= REQUIREMENT =
Work out how many lines contain "JSON". Reply with the count alone.

= GIVEN RECORDS =
******

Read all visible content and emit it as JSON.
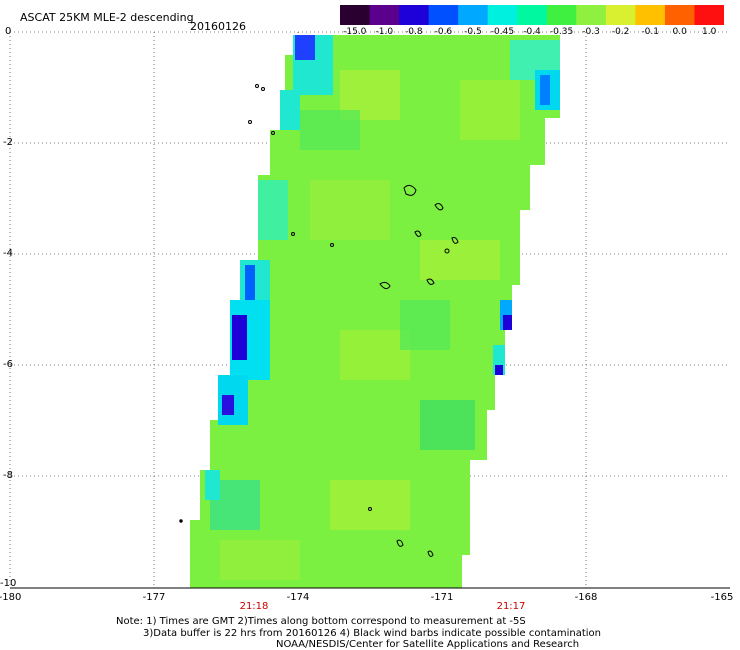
{
  "header": {
    "title": "ASCAT 25KM MLE-2 descending",
    "date": "20160126"
  },
  "colorbar": {
    "labels": [
      "-15.0",
      "-1.0",
      "-0.8",
      "-0.6",
      "-0.5",
      "-0.45",
      "-0.4",
      "-0.35",
      "-0.3",
      "-0.2",
      "-0.1",
      "0.0",
      "1.0"
    ],
    "colors": [
      "#2a0030",
      "#5a008c",
      "#1e00d8",
      "#0050ff",
      "#00a8ff",
      "#00f0e0",
      "#00f8a0",
      "#40f040",
      "#90f040",
      "#d8f030",
      "#ffc000",
      "#ff6000",
      "#ff1010"
    ]
  },
  "axes": {
    "y_ticks": [
      "0",
      "-2",
      "-4",
      "-6",
      "-8",
      "-10"
    ],
    "x_ticks": [
      "-180",
      "-177",
      "-174",
      "-171",
      "-168",
      "-165"
    ]
  },
  "times": [
    "21:18",
    "21:17"
  ],
  "footer": {
    "line1": "Note: 1) Times are GMT 2)Times along bottom correspond to measurement at -5S",
    "line2": "3)Data buffer is 22 hrs from 20160126 4) Black wind barbs indicate possible contamination",
    "line3": "NOAA/NESDIS/Center for Satellite Applications and Research"
  }
}
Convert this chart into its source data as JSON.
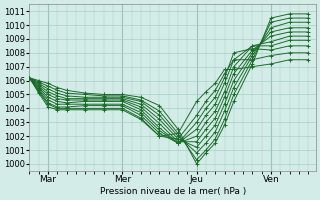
{
  "background_color": "#d4ece7",
  "grid_color": "#a8cdc8",
  "line_color": "#1a6b2a",
  "title": "Pression niveau de la mer( hPa )",
  "x_ticks": [
    "Mar",
    "Mer",
    "Jeu",
    "Ven"
  ],
  "x_tick_positions": [
    12,
    60,
    108,
    156
  ],
  "x_vline_positions": [
    12,
    60,
    108,
    156
  ],
  "ylim": [
    999.5,
    1011.5
  ],
  "xlim": [
    0,
    185
  ],
  "yticks": [
    1000,
    1001,
    1002,
    1003,
    1004,
    1005,
    1006,
    1007,
    1008,
    1009,
    1010,
    1011
  ],
  "lines": [
    {
      "x": [
        0,
        6,
        12,
        18,
        24,
        36,
        48,
        60,
        72,
        84,
        96,
        108,
        114,
        120,
        126,
        132,
        144,
        156,
        168,
        180
      ],
      "y": [
        1006.2,
        1006.0,
        1005.8,
        1005.5,
        1005.3,
        1005.1,
        1005.0,
        1005.0,
        1004.8,
        1004.2,
        1002.5,
        1000.0,
        1000.8,
        1001.5,
        1002.8,
        1004.5,
        1007.2,
        1010.5,
        1010.8,
        1010.8
      ]
    },
    {
      "x": [
        0,
        6,
        12,
        18,
        24,
        36,
        48,
        60,
        72,
        84,
        96,
        108,
        114,
        120,
        126,
        132,
        144,
        156,
        168,
        180
      ],
      "y": [
        1006.2,
        1005.9,
        1005.6,
        1005.3,
        1005.1,
        1005.0,
        1004.9,
        1004.9,
        1004.6,
        1003.8,
        1002.2,
        1000.3,
        1001.0,
        1001.8,
        1003.2,
        1005.0,
        1007.5,
        1010.2,
        1010.5,
        1010.5
      ]
    },
    {
      "x": [
        0,
        6,
        12,
        18,
        24,
        36,
        48,
        60,
        72,
        84,
        96,
        108,
        114,
        120,
        126,
        132,
        144,
        156,
        168,
        180
      ],
      "y": [
        1006.2,
        1005.8,
        1005.4,
        1005.1,
        1004.9,
        1004.8,
        1004.8,
        1004.8,
        1004.5,
        1003.5,
        1002.0,
        1000.8,
        1001.5,
        1002.3,
        1003.8,
        1005.5,
        1007.8,
        1009.8,
        1010.2,
        1010.2
      ]
    },
    {
      "x": [
        0,
        6,
        12,
        18,
        24,
        36,
        48,
        60,
        72,
        84,
        96,
        108,
        114,
        120,
        126,
        132,
        144,
        156,
        168,
        180
      ],
      "y": [
        1006.2,
        1005.7,
        1005.2,
        1004.9,
        1004.7,
        1004.7,
        1004.7,
        1004.7,
        1004.3,
        1003.2,
        1001.8,
        1001.2,
        1002.0,
        1002.8,
        1004.3,
        1006.0,
        1008.0,
        1009.5,
        1009.8,
        1009.8
      ]
    },
    {
      "x": [
        0,
        6,
        12,
        18,
        24,
        36,
        48,
        60,
        72,
        84,
        96,
        108,
        114,
        120,
        126,
        132,
        144,
        156,
        168,
        180
      ],
      "y": [
        1006.2,
        1005.6,
        1005.0,
        1004.7,
        1004.6,
        1004.6,
        1004.6,
        1004.6,
        1004.1,
        1002.9,
        1001.6,
        1001.6,
        1002.5,
        1003.3,
        1004.8,
        1006.5,
        1008.2,
        1009.2,
        1009.5,
        1009.5
      ]
    },
    {
      "x": [
        0,
        6,
        12,
        18,
        24,
        36,
        48,
        60,
        72,
        84,
        96,
        108,
        114,
        120,
        126,
        132,
        144,
        156,
        168,
        180
      ],
      "y": [
        1006.2,
        1005.5,
        1004.8,
        1004.5,
        1004.4,
        1004.5,
        1004.5,
        1004.5,
        1003.9,
        1002.6,
        1001.5,
        1002.0,
        1003.0,
        1003.8,
        1005.2,
        1007.0,
        1008.5,
        1008.8,
        1009.2,
        1009.2
      ]
    },
    {
      "x": [
        0,
        6,
        12,
        18,
        24,
        36,
        48,
        60,
        72,
        84,
        96,
        108,
        114,
        120,
        126,
        132,
        144,
        156,
        168,
        180
      ],
      "y": [
        1006.2,
        1005.4,
        1004.6,
        1004.3,
        1004.3,
        1004.3,
        1004.3,
        1004.3,
        1003.7,
        1002.4,
        1001.5,
        1002.5,
        1003.5,
        1004.3,
        1005.8,
        1007.5,
        1008.5,
        1008.5,
        1008.9,
        1008.9
      ]
    },
    {
      "x": [
        0,
        6,
        12,
        18,
        24,
        36,
        48,
        60,
        72,
        84,
        96,
        108,
        114,
        120,
        126,
        132,
        144,
        156,
        168,
        180
      ],
      "y": [
        1006.2,
        1005.3,
        1004.4,
        1004.1,
        1004.1,
        1004.2,
        1004.2,
        1004.2,
        1003.5,
        1002.2,
        1001.5,
        1003.0,
        1004.0,
        1004.8,
        1006.2,
        1008.0,
        1008.3,
        1008.2,
        1008.5,
        1008.5
      ]
    },
    {
      "x": [
        0,
        6,
        12,
        18,
        24,
        36,
        48,
        60,
        72,
        84,
        96,
        108,
        114,
        120,
        126,
        132,
        144,
        156,
        168,
        180
      ],
      "y": [
        1006.2,
        1005.2,
        1004.3,
        1004.0,
        1004.0,
        1004.0,
        1004.0,
        1004.0,
        1003.3,
        1002.0,
        1001.8,
        1003.5,
        1004.5,
        1005.3,
        1006.5,
        1007.5,
        1007.5,
        1007.8,
        1008.0,
        1008.0
      ]
    },
    {
      "x": [
        0,
        6,
        12,
        18,
        24,
        36,
        48,
        60,
        72,
        84,
        96,
        108,
        114,
        120,
        126,
        132,
        144,
        156,
        168,
        180
      ],
      "y": [
        1006.2,
        1005.1,
        1004.1,
        1003.9,
        1003.9,
        1003.9,
        1003.9,
        1003.9,
        1003.2,
        1002.0,
        1002.2,
        1004.5,
        1005.2,
        1005.8,
        1006.8,
        1006.8,
        1007.0,
        1007.2,
        1007.5,
        1007.5
      ]
    }
  ]
}
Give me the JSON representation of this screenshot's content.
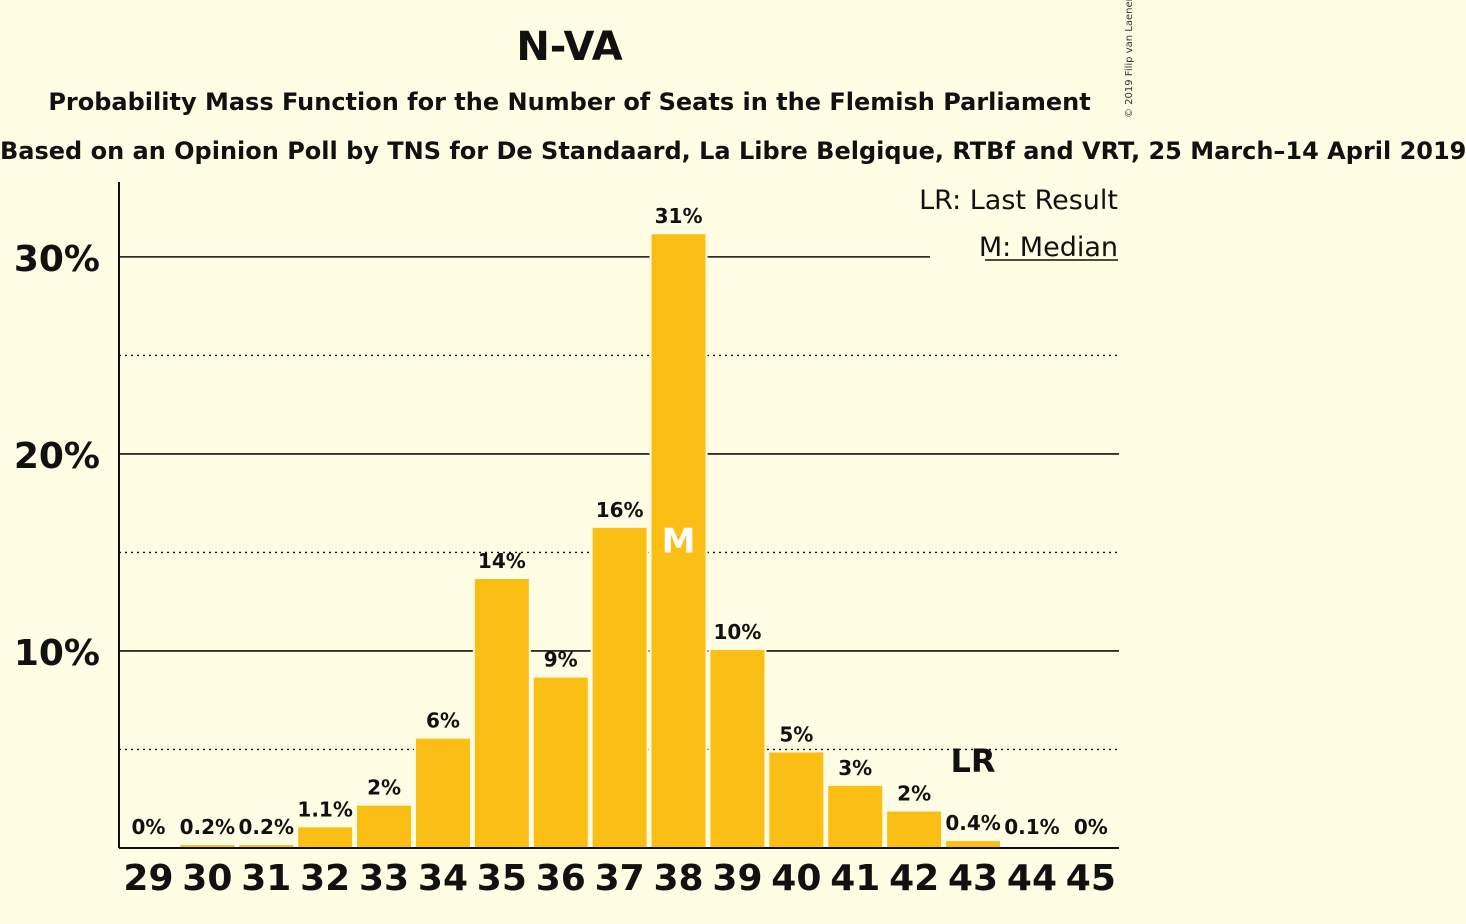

******

= WRITTEN RESPONSE =
3